Could you print all the entries exactly?

START Exercise materials

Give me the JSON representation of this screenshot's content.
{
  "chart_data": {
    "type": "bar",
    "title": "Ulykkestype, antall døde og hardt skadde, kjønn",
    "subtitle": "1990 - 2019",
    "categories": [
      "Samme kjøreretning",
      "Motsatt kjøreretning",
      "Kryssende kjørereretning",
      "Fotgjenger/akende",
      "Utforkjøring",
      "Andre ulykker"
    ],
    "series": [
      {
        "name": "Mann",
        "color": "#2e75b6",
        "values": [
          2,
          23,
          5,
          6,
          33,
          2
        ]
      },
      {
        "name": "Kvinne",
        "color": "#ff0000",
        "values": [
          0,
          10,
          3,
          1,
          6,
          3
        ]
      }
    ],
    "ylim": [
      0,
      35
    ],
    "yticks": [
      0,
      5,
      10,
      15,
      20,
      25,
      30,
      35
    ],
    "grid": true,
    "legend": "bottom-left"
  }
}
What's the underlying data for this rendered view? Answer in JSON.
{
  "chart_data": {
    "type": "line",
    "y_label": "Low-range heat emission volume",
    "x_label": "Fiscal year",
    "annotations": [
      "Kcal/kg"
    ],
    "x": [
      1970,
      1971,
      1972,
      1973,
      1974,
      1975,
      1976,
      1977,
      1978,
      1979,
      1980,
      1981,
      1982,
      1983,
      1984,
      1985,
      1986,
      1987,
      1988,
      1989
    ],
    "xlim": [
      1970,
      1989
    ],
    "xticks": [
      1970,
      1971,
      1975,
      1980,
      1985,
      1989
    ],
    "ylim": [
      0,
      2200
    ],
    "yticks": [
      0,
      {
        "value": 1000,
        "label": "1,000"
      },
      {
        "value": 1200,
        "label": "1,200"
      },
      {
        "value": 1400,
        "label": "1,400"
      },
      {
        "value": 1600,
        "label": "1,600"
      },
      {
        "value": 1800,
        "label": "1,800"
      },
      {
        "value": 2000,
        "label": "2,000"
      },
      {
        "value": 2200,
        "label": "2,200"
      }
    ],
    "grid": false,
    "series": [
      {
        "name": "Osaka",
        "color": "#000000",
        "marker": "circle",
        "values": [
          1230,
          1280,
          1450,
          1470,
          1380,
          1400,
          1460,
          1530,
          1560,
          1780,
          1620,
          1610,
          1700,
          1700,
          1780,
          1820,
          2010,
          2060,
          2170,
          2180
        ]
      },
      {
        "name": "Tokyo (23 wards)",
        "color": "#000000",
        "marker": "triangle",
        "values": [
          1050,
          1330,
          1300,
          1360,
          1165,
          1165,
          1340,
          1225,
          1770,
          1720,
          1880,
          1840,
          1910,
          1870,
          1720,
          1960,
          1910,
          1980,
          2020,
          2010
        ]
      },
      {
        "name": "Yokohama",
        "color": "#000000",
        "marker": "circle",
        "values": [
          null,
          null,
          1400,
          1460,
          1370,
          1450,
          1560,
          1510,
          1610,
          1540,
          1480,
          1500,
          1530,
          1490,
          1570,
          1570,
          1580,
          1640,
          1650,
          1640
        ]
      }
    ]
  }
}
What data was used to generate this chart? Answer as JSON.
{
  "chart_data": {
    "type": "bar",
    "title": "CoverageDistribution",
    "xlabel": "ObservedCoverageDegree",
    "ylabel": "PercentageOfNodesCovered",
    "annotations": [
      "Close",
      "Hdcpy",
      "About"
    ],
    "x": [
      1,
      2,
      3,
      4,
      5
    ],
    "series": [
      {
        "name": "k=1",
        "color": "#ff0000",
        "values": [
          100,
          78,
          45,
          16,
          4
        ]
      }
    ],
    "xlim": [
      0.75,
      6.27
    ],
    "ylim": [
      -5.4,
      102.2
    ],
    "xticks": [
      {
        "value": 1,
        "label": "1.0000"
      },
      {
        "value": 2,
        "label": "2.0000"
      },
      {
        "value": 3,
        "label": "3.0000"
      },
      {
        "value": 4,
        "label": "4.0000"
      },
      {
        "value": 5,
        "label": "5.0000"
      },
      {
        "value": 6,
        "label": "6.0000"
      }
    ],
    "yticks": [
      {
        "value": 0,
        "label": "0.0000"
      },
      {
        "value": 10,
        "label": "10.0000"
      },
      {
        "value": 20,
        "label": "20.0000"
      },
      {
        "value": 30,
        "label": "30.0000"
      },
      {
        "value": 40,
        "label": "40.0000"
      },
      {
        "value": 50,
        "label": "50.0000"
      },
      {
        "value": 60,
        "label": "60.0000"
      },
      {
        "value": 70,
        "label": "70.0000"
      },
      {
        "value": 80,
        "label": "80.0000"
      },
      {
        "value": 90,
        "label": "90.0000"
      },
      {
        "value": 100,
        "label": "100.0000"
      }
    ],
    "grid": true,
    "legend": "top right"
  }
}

END Exercise materials

Output of the task:
Give me the JSON representation of this screenshot's content.
{
  "chart_data": {
    "type": "bar",
    "title": "Ulykkestype, antall døde og hardt skadde, kjønn",
    "subtitle": "1990 - 2019",
    "categories": [
      "Samme kjøreretning",
      "Motsatt kjøreretning",
      "Kryssende kjørereretning",
      "Fotgjenger/akende",
      "Utforkjøring",
      "Andre ulykker"
    ],
    "series": [
      {
        "name": "Mann",
        "color": "#2e75b6",
        "values": [
          2,
          23,
          5,
          6,
          33,
          2
        ]
      },
      {
        "name": "Kvinne",
        "color": "#ff0000",
        "values": [
          0,
          10,
          3,
          1,
          6,
          3
        ]
      }
    ],
    "ylim": [
      0,
      35
    ],
    "yticks": [
      0,
      5,
      10,
      15,
      20,
      25,
      30,
      35
    ],
    "grid": true,
    "legend": "bottom-left"
  }
}
What's the underlying data for this rendered view? Answer in JSON.
{
  "chart_data": {
    "type": "line",
    "y_label": "Low-range heat emission volume",
    "x_label": "Fiscal year",
    "annotations": [
      "Kcal/kg"
    ],
    "x": [
      1970,
      1971,
      1972,
      1973,
      1974,
      1975,
      1976,
      1977,
      1978,
      1979,
      1980,
      1981,
      1982,
      1983,
      1984,
      1985,
      1986,
      1987,
      1988,
      1989
    ],
    "xlim": [
      1970,
      1989
    ],
    "xticks": [
      1970,
      1971,
      1975,
      1980,
      1985,
      1989
    ],
    "ylim": [
      0,
      2200
    ],
    "yticks": [
      0,
      {
        "value": 1000,
        "label": "1,000"
      },
      {
        "value": 1200,
        "label": "1,200"
      },
      {
        "value": 1400,
        "label": "1,400"
      },
      {
        "value": 1600,
        "label": "1,600"
      },
      {
        "value": 1800,
        "label": "1,800"
      },
      {
        "value": 2000,
        "label": "2,000"
      },
      {
        "value": 2200,
        "label": "2,200"
      }
    ],
    "grid": false,
    "series": [
      {
        "name": "Osaka",
        "color": "#000000",
        "marker": "circle",
        "values": [
          1230,
          1280,
          1450,
          1470,
          1380,
          1400,
          1460,
          1530,
          1560,
          1780,
          1620,
          1610,
          1700,
          1700,
          1780,
          1820,
          2010,
          2060,
          2170,
          2180
        ]
      },
      {
        "name": "Tokyo (23 wards)",
        "color": "#000000",
        "marker": "triangle",
        "values": [
          1050,
          1330,
          1300,
          1360,
          1165,
          1165,
          1340,
          1225,
          1770,
          1720,
          1880,
          1840,
          1910,
          1870,
          1720,
          1960,
          1910,
          1980,
          2020,
          2010
        ]
      },
      {
        "name": "Yokohama",
        "color": "#000000",
        "marker": "circle",
        "values": [
          null,
          null,
          1400,
          1460,
          1370,
          1450,
          1560,
          1510,
          1610,
          1540,
          1480,
          1500,
          1530,
          1490,
          1570,
          1570,
          1580,
          1640,
          1650,
          1640
        ]
      }
    ]
  }
}
What data was used to generate this chart? Answer as JSON.
{
  "chart_data": {
    "type": "bar",
    "title": "CoverageDistribution",
    "xlabel": "ObservedCoverageDegree",
    "ylabel": "PercentageOfNodesCovered",
    "annotations": [
      "Close",
      "Hdcpy",
      "About"
    ],
    "x": [
      1,
      2,
      3,
      4,
      5
    ],
    "series": [
      {
        "name": "k=1",
        "color": "#ff0000",
        "values": [
          100,
          78,
          45,
          16,
          4
        ]
      }
    ],
    "xlim": [
      0.75,
      6.27
    ],
    "ylim": [
      -5.4,
      102.2
    ],
    "xticks": [
      {
        "value": 1,
        "label": "1.0000"
      },
      {
        "value": 2,
        "label": "2.0000"
      },
      {
        "value": 3,
        "label": "3.0000"
      },
      {
        "value": 4,
        "label": "4.0000"
      },
      {
        "value": 5,
        "label": "5.0000"
      },
      {
        "value": 6,
        "label": "6.0000"
      }
    ],
    "yticks": [
      {
        "value": 0,
        "label": "0.0000"
      },
      {
        "value": 10,
        "label": "10.0000"
      },
      {
        "value": 20,
        "label": "20.0000"
      },
      {
        "value": 30,
        "label": "30.0000"
      },
      {
        "value": 40,
        "label": "40.0000"
      },
      {
        "value": 50,
        "label": "50.0000"
      },
      {
        "value": 60,
        "label": "60.0000"
      },
      {
        "value": 70,
        "label": "70.0000"
      },
      {
        "value": 80,
        "label": "80.0000"
      },
      {
        "value": 90,
        "label": "90.0000"
      },
      {
        "value": 100,
        "label": "100.0000"
      }
    ],
    "grid": true,
    "legend": "top right"
  }
}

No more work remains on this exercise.